**** SOURCE DATA ****

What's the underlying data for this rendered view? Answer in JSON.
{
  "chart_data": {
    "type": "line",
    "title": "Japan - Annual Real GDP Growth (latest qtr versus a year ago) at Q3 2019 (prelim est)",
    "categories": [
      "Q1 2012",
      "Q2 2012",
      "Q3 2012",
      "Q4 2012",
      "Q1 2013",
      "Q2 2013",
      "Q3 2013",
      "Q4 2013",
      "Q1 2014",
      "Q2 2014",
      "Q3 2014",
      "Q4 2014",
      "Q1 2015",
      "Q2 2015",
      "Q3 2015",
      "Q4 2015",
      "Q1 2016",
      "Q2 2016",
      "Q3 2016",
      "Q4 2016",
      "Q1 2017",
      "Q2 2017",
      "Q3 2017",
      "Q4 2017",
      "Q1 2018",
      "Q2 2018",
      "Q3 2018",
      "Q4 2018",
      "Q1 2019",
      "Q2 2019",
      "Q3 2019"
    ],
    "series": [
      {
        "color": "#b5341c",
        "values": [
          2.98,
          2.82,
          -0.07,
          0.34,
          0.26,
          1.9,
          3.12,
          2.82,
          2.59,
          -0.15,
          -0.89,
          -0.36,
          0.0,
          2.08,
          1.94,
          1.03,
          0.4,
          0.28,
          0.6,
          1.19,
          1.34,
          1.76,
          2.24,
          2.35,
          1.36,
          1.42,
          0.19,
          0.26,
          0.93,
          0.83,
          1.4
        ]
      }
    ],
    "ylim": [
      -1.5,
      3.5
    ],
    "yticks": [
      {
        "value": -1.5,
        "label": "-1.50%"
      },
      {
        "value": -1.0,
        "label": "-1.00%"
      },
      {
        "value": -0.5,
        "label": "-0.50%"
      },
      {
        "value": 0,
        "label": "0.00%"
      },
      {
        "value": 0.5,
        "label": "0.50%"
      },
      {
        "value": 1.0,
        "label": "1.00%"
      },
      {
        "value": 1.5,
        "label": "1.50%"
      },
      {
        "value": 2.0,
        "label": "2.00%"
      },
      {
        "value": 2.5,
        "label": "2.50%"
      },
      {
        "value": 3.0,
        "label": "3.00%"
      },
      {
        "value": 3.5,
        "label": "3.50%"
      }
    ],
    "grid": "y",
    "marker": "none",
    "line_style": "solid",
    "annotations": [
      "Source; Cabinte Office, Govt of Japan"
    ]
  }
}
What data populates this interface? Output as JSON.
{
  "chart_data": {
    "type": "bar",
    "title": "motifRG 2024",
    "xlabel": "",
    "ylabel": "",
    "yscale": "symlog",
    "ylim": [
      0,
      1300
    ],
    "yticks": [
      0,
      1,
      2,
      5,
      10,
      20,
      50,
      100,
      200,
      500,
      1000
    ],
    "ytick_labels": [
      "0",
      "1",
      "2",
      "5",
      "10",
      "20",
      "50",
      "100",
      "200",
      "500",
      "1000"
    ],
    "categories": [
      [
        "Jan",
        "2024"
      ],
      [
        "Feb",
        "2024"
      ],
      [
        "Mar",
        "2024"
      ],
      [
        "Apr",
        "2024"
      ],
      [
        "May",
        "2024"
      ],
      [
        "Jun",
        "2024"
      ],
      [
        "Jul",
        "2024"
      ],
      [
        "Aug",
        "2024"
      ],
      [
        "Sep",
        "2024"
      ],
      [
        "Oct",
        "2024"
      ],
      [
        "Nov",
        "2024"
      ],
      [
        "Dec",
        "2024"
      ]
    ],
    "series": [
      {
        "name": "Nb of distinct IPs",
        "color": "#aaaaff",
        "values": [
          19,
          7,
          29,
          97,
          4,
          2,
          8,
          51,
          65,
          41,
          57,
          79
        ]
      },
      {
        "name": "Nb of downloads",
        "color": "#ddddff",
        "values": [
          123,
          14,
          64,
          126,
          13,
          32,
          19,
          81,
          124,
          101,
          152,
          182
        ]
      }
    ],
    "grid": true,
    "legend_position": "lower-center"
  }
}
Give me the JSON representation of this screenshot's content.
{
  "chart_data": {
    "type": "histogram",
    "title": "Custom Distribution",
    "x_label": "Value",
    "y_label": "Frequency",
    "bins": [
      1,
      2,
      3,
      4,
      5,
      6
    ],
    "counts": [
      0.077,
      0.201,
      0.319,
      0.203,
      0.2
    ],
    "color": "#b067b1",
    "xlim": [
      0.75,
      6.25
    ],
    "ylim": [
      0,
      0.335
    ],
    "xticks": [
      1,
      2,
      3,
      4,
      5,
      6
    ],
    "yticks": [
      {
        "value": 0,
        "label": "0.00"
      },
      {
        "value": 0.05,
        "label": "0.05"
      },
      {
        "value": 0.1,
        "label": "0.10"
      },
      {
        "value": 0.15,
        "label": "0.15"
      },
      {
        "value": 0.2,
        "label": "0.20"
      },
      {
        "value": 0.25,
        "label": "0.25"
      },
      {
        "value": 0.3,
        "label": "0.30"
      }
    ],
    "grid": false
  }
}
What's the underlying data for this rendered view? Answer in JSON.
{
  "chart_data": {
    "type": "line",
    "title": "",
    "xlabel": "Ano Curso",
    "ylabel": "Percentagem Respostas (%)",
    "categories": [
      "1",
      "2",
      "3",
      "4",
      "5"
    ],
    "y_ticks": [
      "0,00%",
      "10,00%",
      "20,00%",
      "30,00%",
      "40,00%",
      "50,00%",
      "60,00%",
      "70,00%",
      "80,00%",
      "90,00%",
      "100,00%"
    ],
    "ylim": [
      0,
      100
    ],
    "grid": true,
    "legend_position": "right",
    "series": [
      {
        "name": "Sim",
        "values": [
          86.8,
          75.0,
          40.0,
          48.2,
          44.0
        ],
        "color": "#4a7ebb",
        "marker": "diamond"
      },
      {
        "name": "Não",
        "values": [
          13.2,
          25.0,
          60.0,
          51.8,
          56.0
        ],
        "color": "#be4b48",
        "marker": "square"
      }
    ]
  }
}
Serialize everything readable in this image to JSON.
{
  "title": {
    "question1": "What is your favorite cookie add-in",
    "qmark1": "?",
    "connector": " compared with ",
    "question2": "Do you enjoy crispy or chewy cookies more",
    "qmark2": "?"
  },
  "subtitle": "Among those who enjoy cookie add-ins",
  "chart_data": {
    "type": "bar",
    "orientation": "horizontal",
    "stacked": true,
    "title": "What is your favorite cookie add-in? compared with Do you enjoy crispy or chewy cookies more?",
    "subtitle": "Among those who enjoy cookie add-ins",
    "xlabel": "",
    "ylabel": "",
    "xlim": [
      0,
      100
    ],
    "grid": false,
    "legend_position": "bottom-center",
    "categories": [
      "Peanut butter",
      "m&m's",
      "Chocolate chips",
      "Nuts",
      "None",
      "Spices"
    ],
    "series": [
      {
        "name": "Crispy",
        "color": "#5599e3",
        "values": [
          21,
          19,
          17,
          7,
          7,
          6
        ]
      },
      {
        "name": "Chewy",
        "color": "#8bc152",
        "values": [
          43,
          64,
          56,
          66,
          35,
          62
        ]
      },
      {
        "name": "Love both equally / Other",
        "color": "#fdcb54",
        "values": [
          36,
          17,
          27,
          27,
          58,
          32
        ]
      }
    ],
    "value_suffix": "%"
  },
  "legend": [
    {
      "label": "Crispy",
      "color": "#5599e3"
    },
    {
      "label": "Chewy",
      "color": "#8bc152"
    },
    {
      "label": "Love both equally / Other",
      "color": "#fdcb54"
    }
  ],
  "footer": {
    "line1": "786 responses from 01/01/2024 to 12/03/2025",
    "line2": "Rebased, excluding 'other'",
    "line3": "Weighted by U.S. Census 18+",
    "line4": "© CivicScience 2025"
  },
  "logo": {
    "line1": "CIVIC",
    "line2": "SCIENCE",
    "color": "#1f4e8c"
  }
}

****

[WRITTEN EXERCISE]
Find the string "equally" in the listing and return every line that holds it.

[SOLUTION TO THIS TASK]
        "name": "Love both equally / Other",
      "label": "Love both equally / Other",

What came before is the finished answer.